- **Direction**: Determine the number of lines that have the string "منها" in them, and give only that number.

- **Input for this task**:
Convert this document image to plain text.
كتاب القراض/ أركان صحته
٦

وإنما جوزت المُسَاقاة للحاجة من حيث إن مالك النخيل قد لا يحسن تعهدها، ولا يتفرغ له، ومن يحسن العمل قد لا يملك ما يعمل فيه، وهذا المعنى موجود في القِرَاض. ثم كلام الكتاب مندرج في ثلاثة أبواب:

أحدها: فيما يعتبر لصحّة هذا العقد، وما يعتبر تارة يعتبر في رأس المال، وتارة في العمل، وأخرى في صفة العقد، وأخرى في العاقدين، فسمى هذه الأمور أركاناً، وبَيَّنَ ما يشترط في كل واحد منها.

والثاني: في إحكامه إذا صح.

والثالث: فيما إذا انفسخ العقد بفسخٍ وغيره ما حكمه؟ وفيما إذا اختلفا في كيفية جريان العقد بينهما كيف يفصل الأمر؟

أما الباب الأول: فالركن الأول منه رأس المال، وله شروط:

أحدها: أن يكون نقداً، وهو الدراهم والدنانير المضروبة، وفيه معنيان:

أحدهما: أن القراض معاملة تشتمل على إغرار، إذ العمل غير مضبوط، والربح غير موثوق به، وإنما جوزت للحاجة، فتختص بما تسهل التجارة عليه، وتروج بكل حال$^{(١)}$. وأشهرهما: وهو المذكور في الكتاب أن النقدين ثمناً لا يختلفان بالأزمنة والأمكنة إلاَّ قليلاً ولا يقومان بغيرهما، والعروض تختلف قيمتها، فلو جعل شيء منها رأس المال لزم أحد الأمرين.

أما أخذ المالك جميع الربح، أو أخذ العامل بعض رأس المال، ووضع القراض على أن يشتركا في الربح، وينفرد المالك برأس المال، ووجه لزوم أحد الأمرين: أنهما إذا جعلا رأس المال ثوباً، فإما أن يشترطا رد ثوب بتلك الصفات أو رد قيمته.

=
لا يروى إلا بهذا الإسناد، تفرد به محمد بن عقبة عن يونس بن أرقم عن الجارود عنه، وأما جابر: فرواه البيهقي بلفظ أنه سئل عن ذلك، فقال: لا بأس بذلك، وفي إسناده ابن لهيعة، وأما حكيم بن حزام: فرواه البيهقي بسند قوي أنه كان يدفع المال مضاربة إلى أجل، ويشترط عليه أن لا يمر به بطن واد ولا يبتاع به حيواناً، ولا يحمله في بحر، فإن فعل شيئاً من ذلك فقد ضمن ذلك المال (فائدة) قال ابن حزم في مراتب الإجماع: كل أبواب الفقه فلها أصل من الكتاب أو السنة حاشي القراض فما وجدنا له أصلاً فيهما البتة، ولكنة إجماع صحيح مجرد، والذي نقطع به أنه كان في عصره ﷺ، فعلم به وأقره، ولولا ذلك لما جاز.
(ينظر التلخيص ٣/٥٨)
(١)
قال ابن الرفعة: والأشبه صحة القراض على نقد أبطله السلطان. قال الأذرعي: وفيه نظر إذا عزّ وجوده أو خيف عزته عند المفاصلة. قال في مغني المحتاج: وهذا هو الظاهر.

...

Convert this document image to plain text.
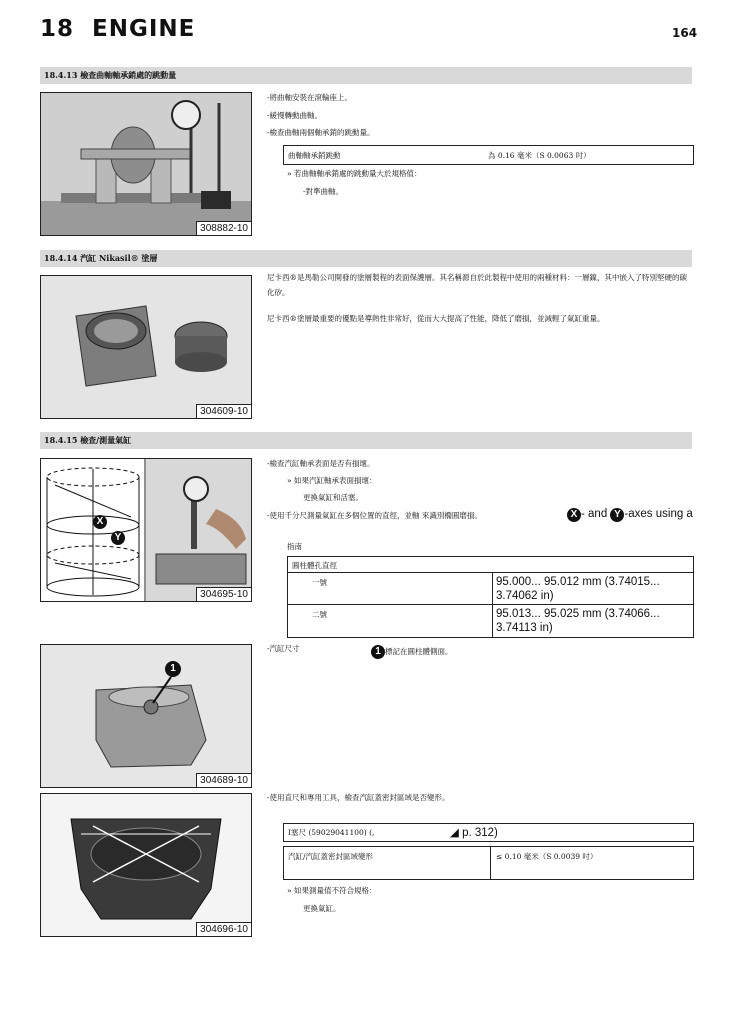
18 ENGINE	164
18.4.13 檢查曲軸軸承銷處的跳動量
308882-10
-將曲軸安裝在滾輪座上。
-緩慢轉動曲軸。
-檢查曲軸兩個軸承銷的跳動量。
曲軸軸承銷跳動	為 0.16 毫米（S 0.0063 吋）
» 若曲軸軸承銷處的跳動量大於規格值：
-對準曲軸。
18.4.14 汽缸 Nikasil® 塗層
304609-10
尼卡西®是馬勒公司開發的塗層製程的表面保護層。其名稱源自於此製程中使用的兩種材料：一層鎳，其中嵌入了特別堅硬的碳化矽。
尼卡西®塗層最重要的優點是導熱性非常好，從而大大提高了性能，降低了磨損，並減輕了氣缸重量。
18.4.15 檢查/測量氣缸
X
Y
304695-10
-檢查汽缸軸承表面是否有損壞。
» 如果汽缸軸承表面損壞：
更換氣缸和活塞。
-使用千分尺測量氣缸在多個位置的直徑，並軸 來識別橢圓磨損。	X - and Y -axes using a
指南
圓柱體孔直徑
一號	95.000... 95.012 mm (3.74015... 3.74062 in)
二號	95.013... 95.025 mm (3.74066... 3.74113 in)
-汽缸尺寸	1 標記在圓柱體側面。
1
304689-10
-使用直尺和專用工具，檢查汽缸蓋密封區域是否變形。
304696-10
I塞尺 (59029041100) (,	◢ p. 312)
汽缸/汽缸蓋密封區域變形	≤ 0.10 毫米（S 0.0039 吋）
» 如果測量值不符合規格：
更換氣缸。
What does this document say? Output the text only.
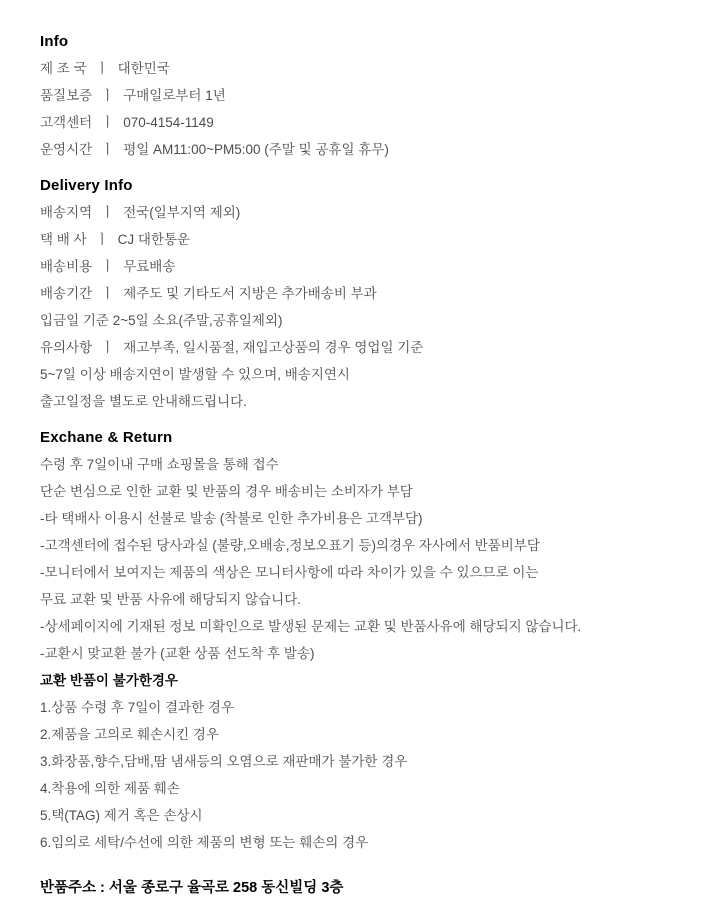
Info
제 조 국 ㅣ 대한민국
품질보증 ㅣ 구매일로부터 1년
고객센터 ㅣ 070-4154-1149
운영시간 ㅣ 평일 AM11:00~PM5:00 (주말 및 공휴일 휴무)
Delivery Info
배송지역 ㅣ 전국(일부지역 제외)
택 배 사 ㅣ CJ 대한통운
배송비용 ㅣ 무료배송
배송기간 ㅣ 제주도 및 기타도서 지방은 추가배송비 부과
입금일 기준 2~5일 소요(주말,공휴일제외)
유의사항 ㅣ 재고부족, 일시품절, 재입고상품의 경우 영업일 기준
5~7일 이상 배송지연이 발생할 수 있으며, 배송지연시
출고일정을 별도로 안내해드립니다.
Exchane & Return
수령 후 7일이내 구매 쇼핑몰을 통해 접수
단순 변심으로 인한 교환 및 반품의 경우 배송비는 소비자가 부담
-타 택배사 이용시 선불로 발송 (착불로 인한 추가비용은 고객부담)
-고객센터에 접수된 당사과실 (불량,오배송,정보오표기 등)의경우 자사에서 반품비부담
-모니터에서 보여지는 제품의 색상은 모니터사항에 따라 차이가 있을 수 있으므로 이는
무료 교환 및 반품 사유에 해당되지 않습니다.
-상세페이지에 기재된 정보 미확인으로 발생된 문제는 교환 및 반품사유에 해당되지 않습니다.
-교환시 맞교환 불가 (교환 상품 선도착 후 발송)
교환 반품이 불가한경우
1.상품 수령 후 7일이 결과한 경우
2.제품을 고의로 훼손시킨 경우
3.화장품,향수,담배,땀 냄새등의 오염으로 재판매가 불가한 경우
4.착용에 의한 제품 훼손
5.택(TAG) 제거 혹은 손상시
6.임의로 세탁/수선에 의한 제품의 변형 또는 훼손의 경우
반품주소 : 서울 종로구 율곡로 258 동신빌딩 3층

- **Solution for this exercise**: 2